*LISTED ENTRIES*:
----

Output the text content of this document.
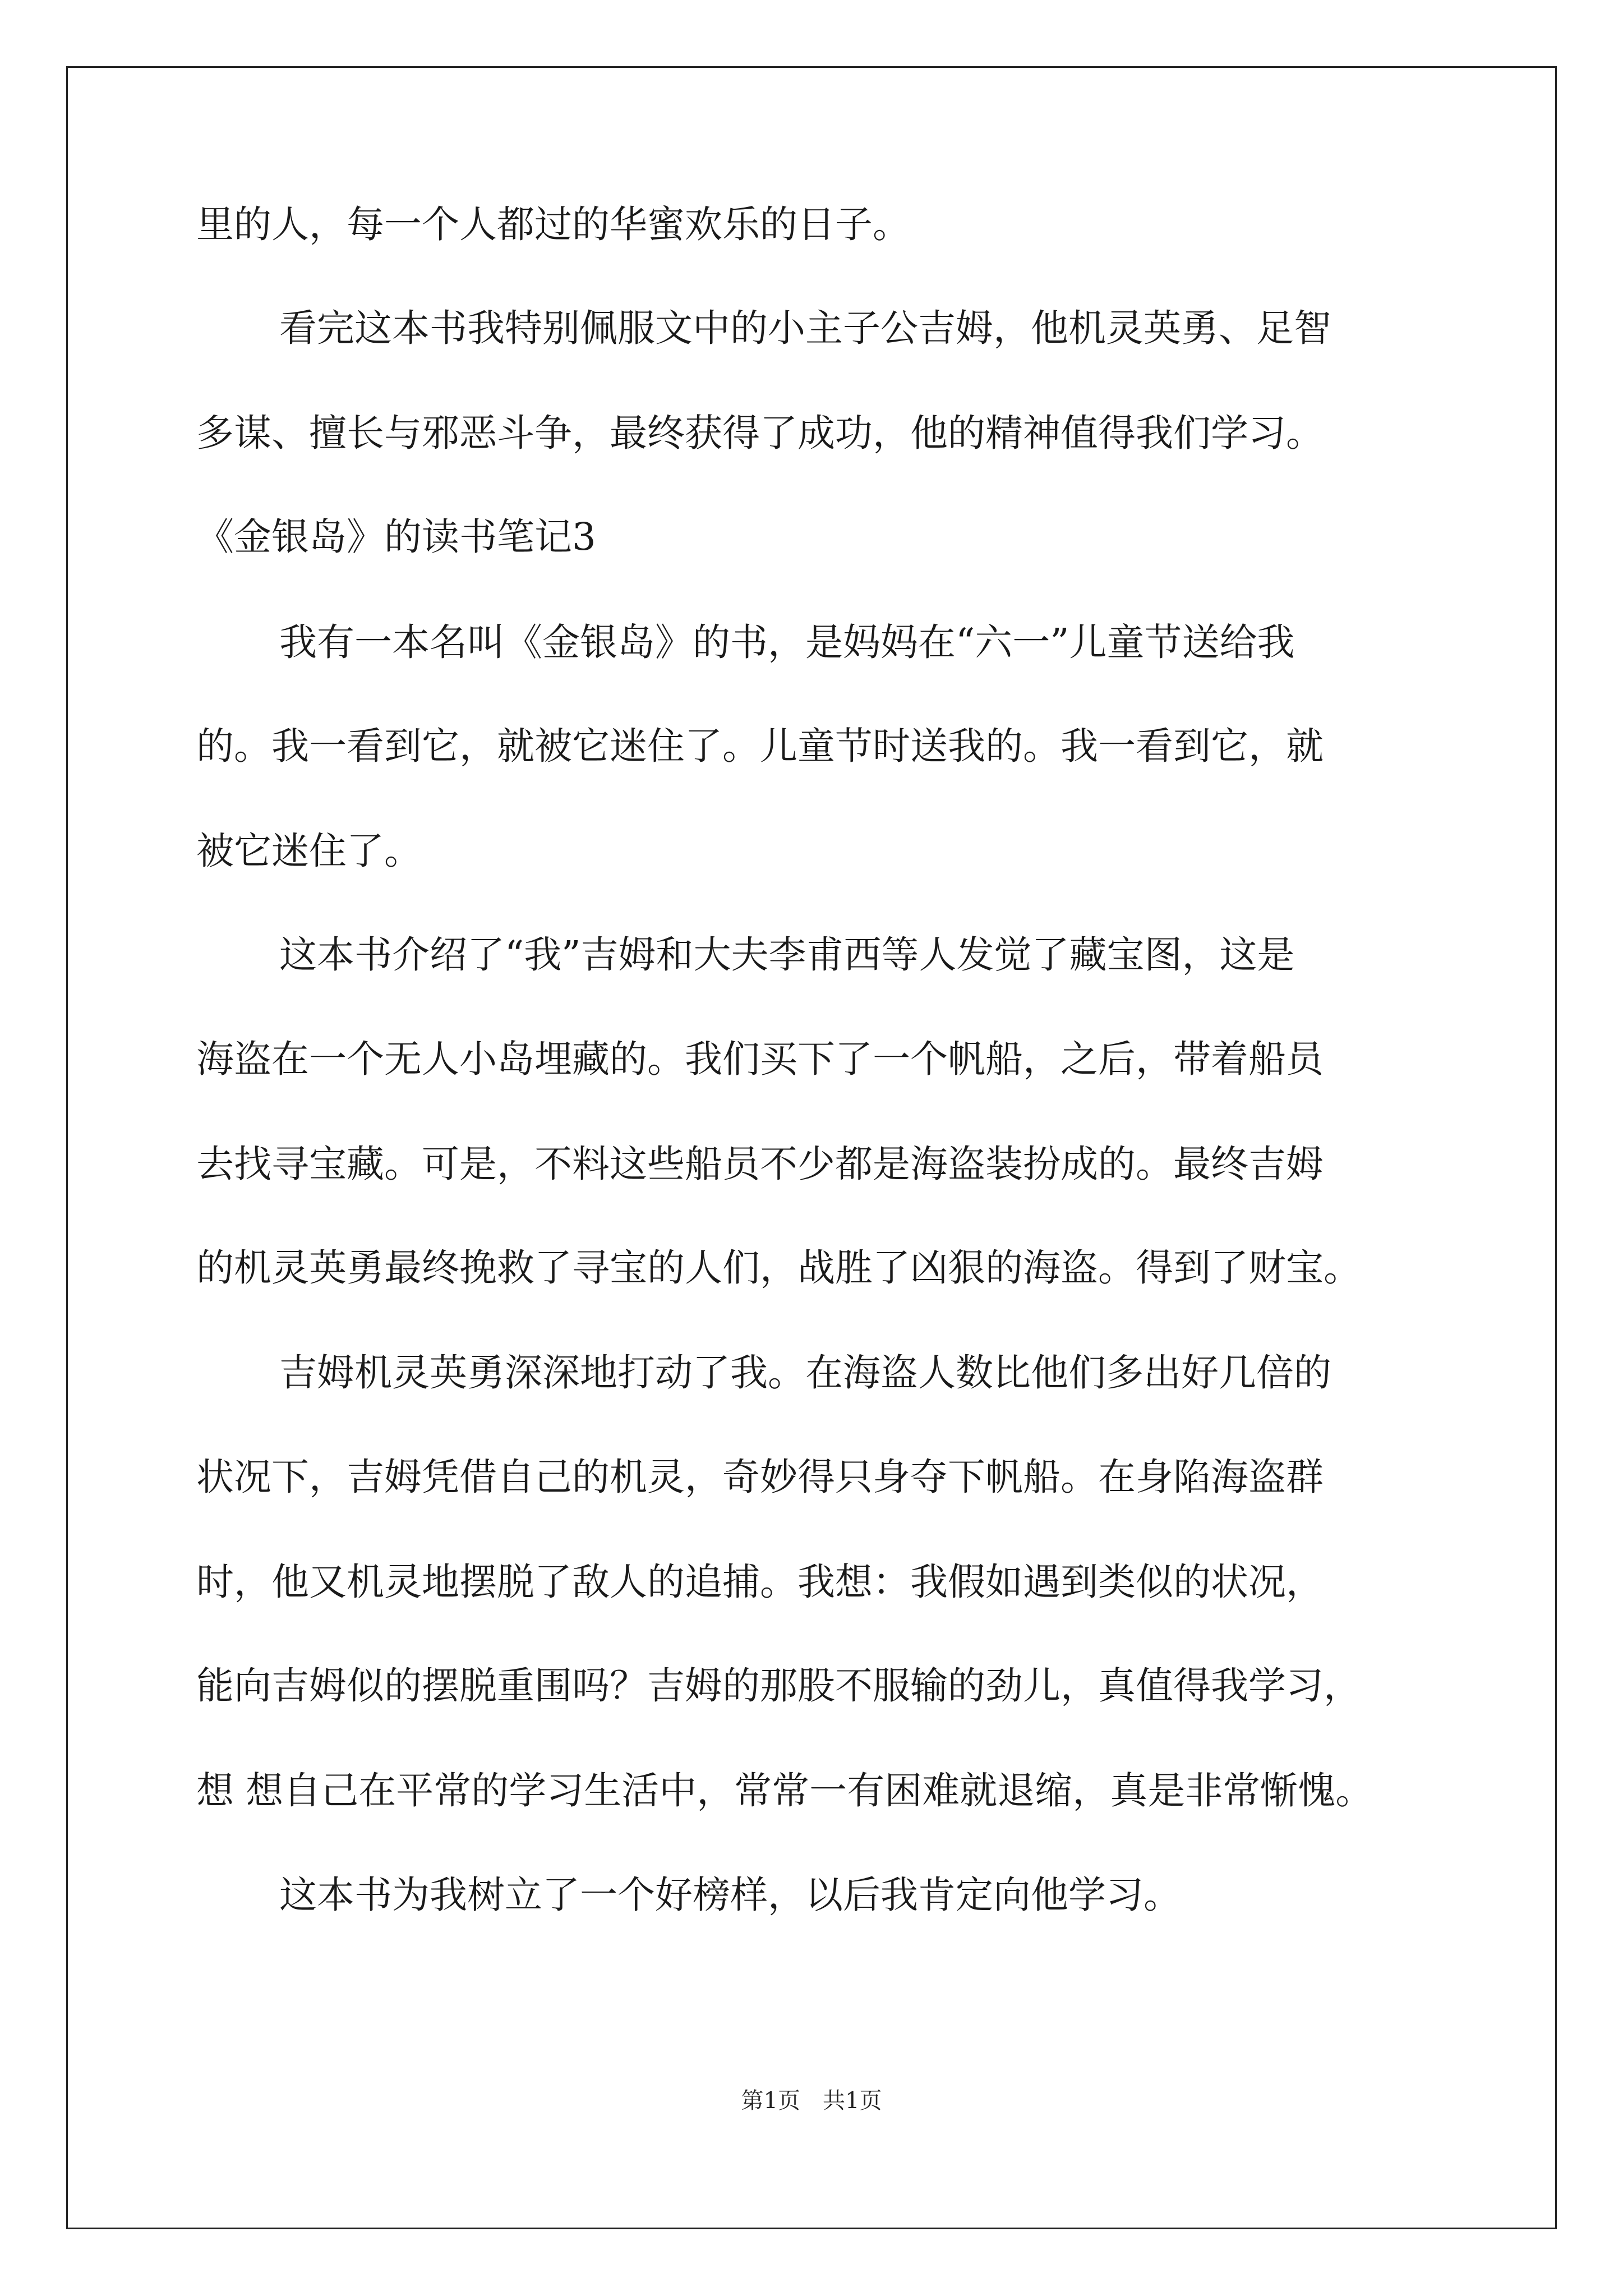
里的人，每一个人都过的华蜜欢乐的日子。
看完这本书我特别佩服文中的小主子公吉姆，他机灵英勇、足智
多谋、擅长与邪恶斗争，最终获得了成功，他的精神值得我们学习。
《金银岛》的读书笔记3
我有一本名叫《金银岛》的书，是妈妈在“六一”儿童节送给我
的。我一看到它，就被它迷住了。儿童节时送我的。我一看到它，就
被它迷住了。
这本书介绍了“我”吉姆和大夫李甫西等人发觉了藏宝图，这是
海盗在一个无人小岛埋藏的。我们买下了一个帆船，之后，带着船员
去找寻宝藏。可是，不料这些船员不少都是海盗装扮成的。最终吉姆
的机灵英勇最终挽救了寻宝的人们，战胜了凶狠的海盗。得到了财宝。
吉姆机灵英勇深深地打动了我。在海盗人数比他们多出好几倍的
状况下，吉姆凭借自己的机灵，奇妙得只身夺下帆船。在身陷海盗群
时，他又机灵地摆脱了敌人的追捕。我想：我假如遇到类似的状况，
能向吉姆似的摆脱重围吗？吉姆的那股不服输的劲儿，真值得我学习，
想 想自己在平常的学习生活中，常常一有困难就退缩，真是非常惭愧。
这本书为我树立了一个好榜样，以后我肯定向他学习。
第1页　共1页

----

*EXERCISE DESCRIPTION*: Copy every record character for character. Skip the pictures.

*ANSWER TO THE EXERCISE*:
Output the text content of this document.
里的人，每一个人都过的华蜜欢乐的日子。
看完这本书我特别佩服文中的小主子公吉姆，他机灵英勇、足智
多谋、擅长与邪恶斗争，最终获得了成功，他的精神值得我们学习。
《金银岛》的读书笔记3
我有一本名叫《金银岛》的书，是妈妈在“六一”儿童节送给我
的。我一看到它，就被它迷住了。儿童节时送我的。我一看到它，就
被它迷住了。
这本书介绍了“我”吉姆和大夫李甫西等人发觉了藏宝图，这是
海盗在一个无人小岛埋藏的。我们买下了一个帆船，之后，带着船员
去找寻宝藏。可是，不料这些船员不少都是海盗装扮成的。最终吉姆
的机灵英勇最终挽救了寻宝的人们，战胜了凶狠的海盗。得到了财宝。
吉姆机灵英勇深深地打动了我。在海盗人数比他们多出好几倍的
状况下，吉姆凭借自己的机灵，奇妙得只身夺下帆船。在身陷海盗群
时，他又机灵地摆脱了敌人的追捕。我想：我假如遇到类似的状况，
能向吉姆似的摆脱重围吗？吉姆的那股不服输的劲儿，真值得我学习，
想 想自己在平常的学习生活中，常常一有困难就退缩，真是非常惭愧。
这本书为我树立了一个好榜样，以后我肯定向他学习。
第1页　共1页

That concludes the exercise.